__GIVEN TASK__: Below is a listing; write it out exactly and drop any images from it.

Start

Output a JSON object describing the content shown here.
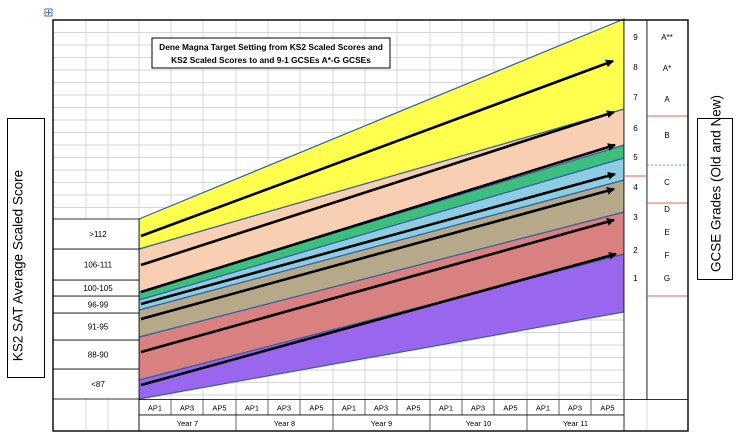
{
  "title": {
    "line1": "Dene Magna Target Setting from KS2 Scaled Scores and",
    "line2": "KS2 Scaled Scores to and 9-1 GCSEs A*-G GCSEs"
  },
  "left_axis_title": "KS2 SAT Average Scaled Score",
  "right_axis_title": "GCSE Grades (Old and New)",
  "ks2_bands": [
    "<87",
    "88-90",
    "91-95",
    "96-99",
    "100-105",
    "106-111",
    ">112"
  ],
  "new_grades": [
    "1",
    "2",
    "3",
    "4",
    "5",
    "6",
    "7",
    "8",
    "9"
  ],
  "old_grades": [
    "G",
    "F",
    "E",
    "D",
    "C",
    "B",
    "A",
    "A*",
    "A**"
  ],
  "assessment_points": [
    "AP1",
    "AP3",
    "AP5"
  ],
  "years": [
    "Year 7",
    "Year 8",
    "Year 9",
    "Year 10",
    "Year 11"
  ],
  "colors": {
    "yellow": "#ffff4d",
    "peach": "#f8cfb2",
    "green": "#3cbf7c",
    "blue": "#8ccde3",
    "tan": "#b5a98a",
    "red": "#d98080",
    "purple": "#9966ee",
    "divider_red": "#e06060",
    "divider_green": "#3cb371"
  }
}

End

__WORKED ANSWER__:
Output a JSON object describing the content shown here.
{
  "title": {
    "line1": "Dene Magna Target Setting from KS2 Scaled Scores and",
    "line2": "KS2 Scaled Scores to and 9-1 GCSEs A*-G GCSEs"
  },
  "left_axis_title": "KS2 SAT Average Scaled Score",
  "right_axis_title": "GCSE Grades (Old and New)",
  "ks2_bands": [
    "<87",
    "88-90",
    "91-95",
    "96-99",
    "100-105",
    "106-111",
    ">112"
  ],
  "new_grades": [
    "1",
    "2",
    "3",
    "4",
    "5",
    "6",
    "7",
    "8",
    "9"
  ],
  "old_grades": [
    "G",
    "F",
    "E",
    "D",
    "C",
    "B",
    "A",
    "A*",
    "A**"
  ],
  "assessment_points": [
    "AP1",
    "AP3",
    "AP5"
  ],
  "years": [
    "Year 7",
    "Year 8",
    "Year 9",
    "Year 10",
    "Year 11"
  ],
  "colors": {
    "yellow": "#ffff4d",
    "peach": "#f8cfb2",
    "green": "#3cbf7c",
    "blue": "#8ccde3",
    "tan": "#b5a98a",
    "red": "#d98080",
    "purple": "#9966ee",
    "divider_red": "#e06060",
    "divider_green": "#3cb371"
  }
}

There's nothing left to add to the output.